— START —

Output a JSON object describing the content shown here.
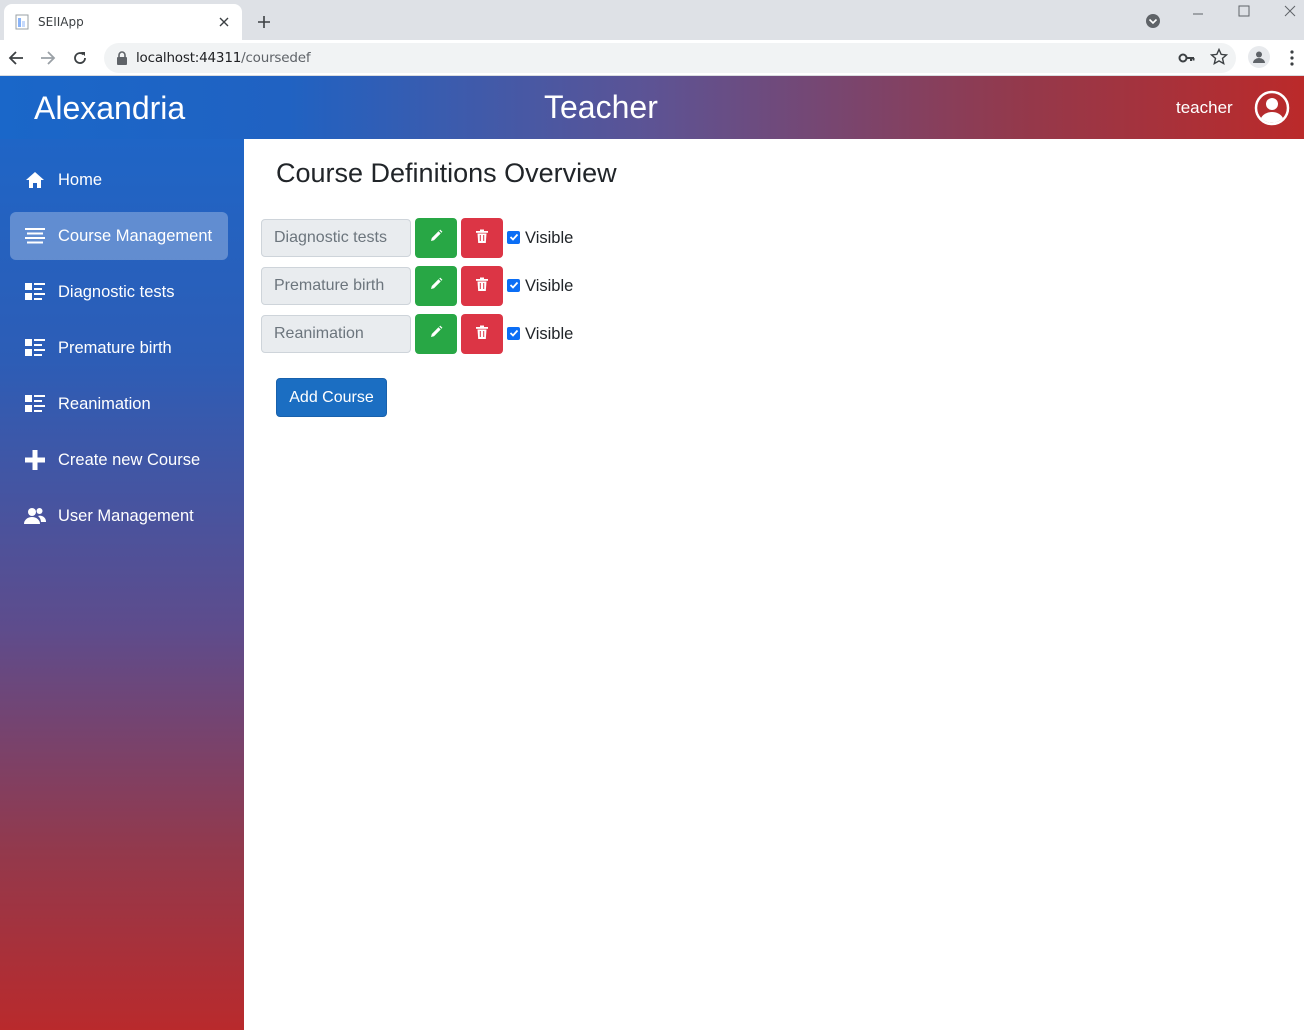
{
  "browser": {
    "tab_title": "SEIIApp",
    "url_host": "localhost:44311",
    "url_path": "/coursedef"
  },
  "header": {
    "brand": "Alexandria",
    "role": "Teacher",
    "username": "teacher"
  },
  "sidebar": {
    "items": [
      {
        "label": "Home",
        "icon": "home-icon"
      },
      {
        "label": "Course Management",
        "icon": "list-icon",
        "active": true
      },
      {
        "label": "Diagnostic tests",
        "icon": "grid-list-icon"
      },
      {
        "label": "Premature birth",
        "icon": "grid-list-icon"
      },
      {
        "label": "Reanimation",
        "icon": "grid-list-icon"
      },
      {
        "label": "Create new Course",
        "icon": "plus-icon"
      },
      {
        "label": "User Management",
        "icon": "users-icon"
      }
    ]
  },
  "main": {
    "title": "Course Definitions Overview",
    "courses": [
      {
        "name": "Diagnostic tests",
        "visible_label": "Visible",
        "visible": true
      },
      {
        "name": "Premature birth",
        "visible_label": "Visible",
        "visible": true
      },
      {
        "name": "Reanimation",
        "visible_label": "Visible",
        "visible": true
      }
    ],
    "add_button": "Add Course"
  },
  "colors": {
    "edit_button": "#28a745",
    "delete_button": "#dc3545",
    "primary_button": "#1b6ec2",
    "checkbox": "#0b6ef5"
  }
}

— END —

What you are asked to do: Output every entry exactly as given; pictures are not part of the copy.

Correct output:
Output a JSON object describing the content shown here.
{
  "browser": {
    "tab_title": "SEIIApp",
    "url_host": "localhost:44311",
    "url_path": "/coursedef"
  },
  "header": {
    "brand": "Alexandria",
    "role": "Teacher",
    "username": "teacher"
  },
  "sidebar": {
    "items": [
      {
        "label": "Home",
        "icon": "home-icon"
      },
      {
        "label": "Course Management",
        "icon": "list-icon",
        "active": true
      },
      {
        "label": "Diagnostic tests",
        "icon": "grid-list-icon"
      },
      {
        "label": "Premature birth",
        "icon": "grid-list-icon"
      },
      {
        "label": "Reanimation",
        "icon": "grid-list-icon"
      },
      {
        "label": "Create new Course",
        "icon": "plus-icon"
      },
      {
        "label": "User Management",
        "icon": "users-icon"
      }
    ]
  },
  "main": {
    "title": "Course Definitions Overview",
    "courses": [
      {
        "name": "Diagnostic tests",
        "visible_label": "Visible",
        "visible": true
      },
      {
        "name": "Premature birth",
        "visible_label": "Visible",
        "visible": true
      },
      {
        "name": "Reanimation",
        "visible_label": "Visible",
        "visible": true
      }
    ],
    "add_button": "Add Course"
  },
  "colors": {
    "edit_button": "#28a745",
    "delete_button": "#dc3545",
    "primary_button": "#1b6ec2",
    "checkbox": "#0b6ef5"
  }
}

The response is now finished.